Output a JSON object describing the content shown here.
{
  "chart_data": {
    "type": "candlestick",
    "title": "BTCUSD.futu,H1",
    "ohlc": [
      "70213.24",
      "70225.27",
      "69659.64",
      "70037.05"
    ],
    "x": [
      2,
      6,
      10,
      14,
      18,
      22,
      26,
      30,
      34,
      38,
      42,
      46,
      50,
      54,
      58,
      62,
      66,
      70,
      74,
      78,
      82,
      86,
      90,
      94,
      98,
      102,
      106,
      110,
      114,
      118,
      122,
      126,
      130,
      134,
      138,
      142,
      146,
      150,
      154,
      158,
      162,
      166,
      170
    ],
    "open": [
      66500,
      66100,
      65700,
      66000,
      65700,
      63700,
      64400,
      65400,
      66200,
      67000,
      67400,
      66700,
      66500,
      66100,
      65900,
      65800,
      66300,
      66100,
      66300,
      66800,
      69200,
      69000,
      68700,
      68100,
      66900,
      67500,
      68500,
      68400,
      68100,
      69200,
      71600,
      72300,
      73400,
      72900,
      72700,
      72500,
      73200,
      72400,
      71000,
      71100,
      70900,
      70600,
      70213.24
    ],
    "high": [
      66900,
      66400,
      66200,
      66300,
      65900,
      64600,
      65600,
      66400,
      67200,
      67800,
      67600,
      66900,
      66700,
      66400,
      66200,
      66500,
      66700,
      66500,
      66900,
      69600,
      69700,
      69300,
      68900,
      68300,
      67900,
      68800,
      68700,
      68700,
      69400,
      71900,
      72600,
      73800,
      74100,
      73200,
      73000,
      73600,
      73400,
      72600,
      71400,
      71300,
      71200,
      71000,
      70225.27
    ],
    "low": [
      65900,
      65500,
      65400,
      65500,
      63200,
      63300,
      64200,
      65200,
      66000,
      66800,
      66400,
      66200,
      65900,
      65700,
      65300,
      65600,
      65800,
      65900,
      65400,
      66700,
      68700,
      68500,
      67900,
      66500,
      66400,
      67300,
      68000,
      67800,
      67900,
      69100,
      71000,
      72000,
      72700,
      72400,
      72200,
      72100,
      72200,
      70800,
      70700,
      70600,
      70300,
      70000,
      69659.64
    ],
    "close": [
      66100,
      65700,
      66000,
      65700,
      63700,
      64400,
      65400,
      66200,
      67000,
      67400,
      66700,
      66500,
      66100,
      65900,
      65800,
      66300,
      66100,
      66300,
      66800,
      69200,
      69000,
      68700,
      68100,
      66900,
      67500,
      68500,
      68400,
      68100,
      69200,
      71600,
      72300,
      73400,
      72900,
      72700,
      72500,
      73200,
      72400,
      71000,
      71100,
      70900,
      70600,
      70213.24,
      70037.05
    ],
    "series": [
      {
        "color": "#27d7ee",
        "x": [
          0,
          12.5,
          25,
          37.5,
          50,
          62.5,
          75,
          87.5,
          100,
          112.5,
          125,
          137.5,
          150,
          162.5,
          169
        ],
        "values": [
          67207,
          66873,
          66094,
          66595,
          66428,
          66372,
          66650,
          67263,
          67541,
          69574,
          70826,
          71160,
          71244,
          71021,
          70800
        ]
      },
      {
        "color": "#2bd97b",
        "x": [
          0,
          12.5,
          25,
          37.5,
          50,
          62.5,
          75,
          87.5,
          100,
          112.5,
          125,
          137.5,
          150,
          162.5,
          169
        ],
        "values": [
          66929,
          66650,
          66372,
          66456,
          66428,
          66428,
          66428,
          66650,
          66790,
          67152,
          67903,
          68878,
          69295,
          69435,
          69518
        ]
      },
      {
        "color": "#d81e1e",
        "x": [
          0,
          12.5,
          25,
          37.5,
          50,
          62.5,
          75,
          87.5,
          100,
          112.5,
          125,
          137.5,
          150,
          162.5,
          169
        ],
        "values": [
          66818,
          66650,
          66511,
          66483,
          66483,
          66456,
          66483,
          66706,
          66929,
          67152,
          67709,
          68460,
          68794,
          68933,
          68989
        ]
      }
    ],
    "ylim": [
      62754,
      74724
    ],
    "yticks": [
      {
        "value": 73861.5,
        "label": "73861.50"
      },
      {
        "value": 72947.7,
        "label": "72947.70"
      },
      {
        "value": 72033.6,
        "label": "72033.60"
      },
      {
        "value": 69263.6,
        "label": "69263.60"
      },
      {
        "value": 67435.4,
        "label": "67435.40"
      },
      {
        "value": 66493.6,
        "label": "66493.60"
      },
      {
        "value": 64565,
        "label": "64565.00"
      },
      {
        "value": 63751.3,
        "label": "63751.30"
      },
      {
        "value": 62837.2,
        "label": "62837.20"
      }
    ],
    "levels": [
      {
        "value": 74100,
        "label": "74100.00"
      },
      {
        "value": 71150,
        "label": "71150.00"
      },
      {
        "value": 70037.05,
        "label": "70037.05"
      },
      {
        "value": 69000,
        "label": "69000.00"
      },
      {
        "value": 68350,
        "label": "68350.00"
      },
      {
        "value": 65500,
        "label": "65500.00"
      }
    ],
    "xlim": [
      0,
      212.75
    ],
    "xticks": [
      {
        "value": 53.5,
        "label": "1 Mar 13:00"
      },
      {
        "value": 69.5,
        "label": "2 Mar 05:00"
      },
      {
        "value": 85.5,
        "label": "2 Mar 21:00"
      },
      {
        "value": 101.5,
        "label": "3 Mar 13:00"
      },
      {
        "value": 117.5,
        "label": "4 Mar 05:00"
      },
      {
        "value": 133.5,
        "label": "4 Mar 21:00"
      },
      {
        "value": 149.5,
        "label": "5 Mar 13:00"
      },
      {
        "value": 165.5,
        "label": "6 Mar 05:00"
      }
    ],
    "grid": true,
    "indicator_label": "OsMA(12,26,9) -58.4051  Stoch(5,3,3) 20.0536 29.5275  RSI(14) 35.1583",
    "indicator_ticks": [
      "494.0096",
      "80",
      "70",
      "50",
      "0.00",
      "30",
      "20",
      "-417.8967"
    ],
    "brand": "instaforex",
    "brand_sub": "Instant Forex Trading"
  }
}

* [Instructions for the task]: Your task is to repeat every entry exactly.

* [Solution to this problem]:
Output a JSON object describing the content shown here.
{
  "chart_data": {
    "type": "candlestick",
    "title": "BTCUSD.futu,H1",
    "ohlc": [
      "70213.24",
      "70225.27",
      "69659.64",
      "70037.05"
    ],
    "x": [
      2,
      6,
      10,
      14,
      18,
      22,
      26,
      30,
      34,
      38,
      42,
      46,
      50,
      54,
      58,
      62,
      66,
      70,
      74,
      78,
      82,
      86,
      90,
      94,
      98,
      102,
      106,
      110,
      114,
      118,
      122,
      126,
      130,
      134,
      138,
      142,
      146,
      150,
      154,
      158,
      162,
      166,
      170
    ],
    "open": [
      66500,
      66100,
      65700,
      66000,
      65700,
      63700,
      64400,
      65400,
      66200,
      67000,
      67400,
      66700,
      66500,
      66100,
      65900,
      65800,
      66300,
      66100,
      66300,
      66800,
      69200,
      69000,
      68700,
      68100,
      66900,
      67500,
      68500,
      68400,
      68100,
      69200,
      71600,
      72300,
      73400,
      72900,
      72700,
      72500,
      73200,
      72400,
      71000,
      71100,
      70900,
      70600,
      70213.24
    ],
    "high": [
      66900,
      66400,
      66200,
      66300,
      65900,
      64600,
      65600,
      66400,
      67200,
      67800,
      67600,
      66900,
      66700,
      66400,
      66200,
      66500,
      66700,
      66500,
      66900,
      69600,
      69700,
      69300,
      68900,
      68300,
      67900,
      68800,
      68700,
      68700,
      69400,
      71900,
      72600,
      73800,
      74100,
      73200,
      73000,
      73600,
      73400,
      72600,
      71400,
      71300,
      71200,
      71000,
      70225.27
    ],
    "low": [
      65900,
      65500,
      65400,
      65500,
      63200,
      63300,
      64200,
      65200,
      66000,
      66800,
      66400,
      66200,
      65900,
      65700,
      65300,
      65600,
      65800,
      65900,
      65400,
      66700,
      68700,
      68500,
      67900,
      66500,
      66400,
      67300,
      68000,
      67800,
      67900,
      69100,
      71000,
      72000,
      72700,
      72400,
      72200,
      72100,
      72200,
      70800,
      70700,
      70600,
      70300,
      70000,
      69659.64
    ],
    "close": [
      66100,
      65700,
      66000,
      65700,
      63700,
      64400,
      65400,
      66200,
      67000,
      67400,
      66700,
      66500,
      66100,
      65900,
      65800,
      66300,
      66100,
      66300,
      66800,
      69200,
      69000,
      68700,
      68100,
      66900,
      67500,
      68500,
      68400,
      68100,
      69200,
      71600,
      72300,
      73400,
      72900,
      72700,
      72500,
      73200,
      72400,
      71000,
      71100,
      70900,
      70600,
      70213.24,
      70037.05
    ],
    "series": [
      {
        "color": "#27d7ee",
        "x": [
          0,
          12.5,
          25,
          37.5,
          50,
          62.5,
          75,
          87.5,
          100,
          112.5,
          125,
          137.5,
          150,
          162.5,
          169
        ],
        "values": [
          67207,
          66873,
          66094,
          66595,
          66428,
          66372,
          66650,
          67263,
          67541,
          69574,
          70826,
          71160,
          71244,
          71021,
          70800
        ]
      },
      {
        "color": "#2bd97b",
        "x": [
          0,
          12.5,
          25,
          37.5,
          50,
          62.5,
          75,
          87.5,
          100,
          112.5,
          125,
          137.5,
          150,
          162.5,
          169
        ],
        "values": [
          66929,
          66650,
          66372,
          66456,
          66428,
          66428,
          66428,
          66650,
          66790,
          67152,
          67903,
          68878,
          69295,
          69435,
          69518
        ]
      },
      {
        "color": "#d81e1e",
        "x": [
          0,
          12.5,
          25,
          37.5,
          50,
          62.5,
          75,
          87.5,
          100,
          112.5,
          125,
          137.5,
          150,
          162.5,
          169
        ],
        "values": [
          66818,
          66650,
          66511,
          66483,
          66483,
          66456,
          66483,
          66706,
          66929,
          67152,
          67709,
          68460,
          68794,
          68933,
          68989
        ]
      }
    ],
    "ylim": [
      62754,
      74724
    ],
    "yticks": [
      {
        "value": 73861.5,
        "label": "73861.50"
      },
      {
        "value": 72947.7,
        "label": "72947.70"
      },
      {
        "value": 72033.6,
        "label": "72033.60"
      },
      {
        "value": 69263.6,
        "label": "69263.60"
      },
      {
        "value": 67435.4,
        "label": "67435.40"
      },
      {
        "value": 66493.6,
        "label": "66493.60"
      },
      {
        "value": 64565,
        "label": "64565.00"
      },
      {
        "value": 63751.3,
        "label": "63751.30"
      },
      {
        "value": 62837.2,
        "label": "62837.20"
      }
    ],
    "levels": [
      {
        "value": 74100,
        "label": "74100.00"
      },
      {
        "value": 71150,
        "label": "71150.00"
      },
      {
        "value": 70037.05,
        "label": "70037.05"
      },
      {
        "value": 69000,
        "label": "69000.00"
      },
      {
        "value": 68350,
        "label": "68350.00"
      },
      {
        "value": 65500,
        "label": "65500.00"
      }
    ],
    "xlim": [
      0,
      212.75
    ],
    "xticks": [
      {
        "value": 53.5,
        "label": "1 Mar 13:00"
      },
      {
        "value": 69.5,
        "label": "2 Mar 05:00"
      },
      {
        "value": 85.5,
        "label": "2 Mar 21:00"
      },
      {
        "value": 101.5,
        "label": "3 Mar 13:00"
      },
      {
        "value": 117.5,
        "label": "4 Mar 05:00"
      },
      {
        "value": 133.5,
        "label": "4 Mar 21:00"
      },
      {
        "value": 149.5,
        "label": "5 Mar 13:00"
      },
      {
        "value": 165.5,
        "label": "6 Mar 05:00"
      }
    ],
    "grid": true,
    "indicator_label": "OsMA(12,26,9) -58.4051  Stoch(5,3,3) 20.0536 29.5275  RSI(14) 35.1583",
    "indicator_ticks": [
      "494.0096",
      "80",
      "70",
      "50",
      "0.00",
      "30",
      "20",
      "-417.8967"
    ],
    "brand": "instaforex",
    "brand_sub": "Instant Forex Trading"
  }
}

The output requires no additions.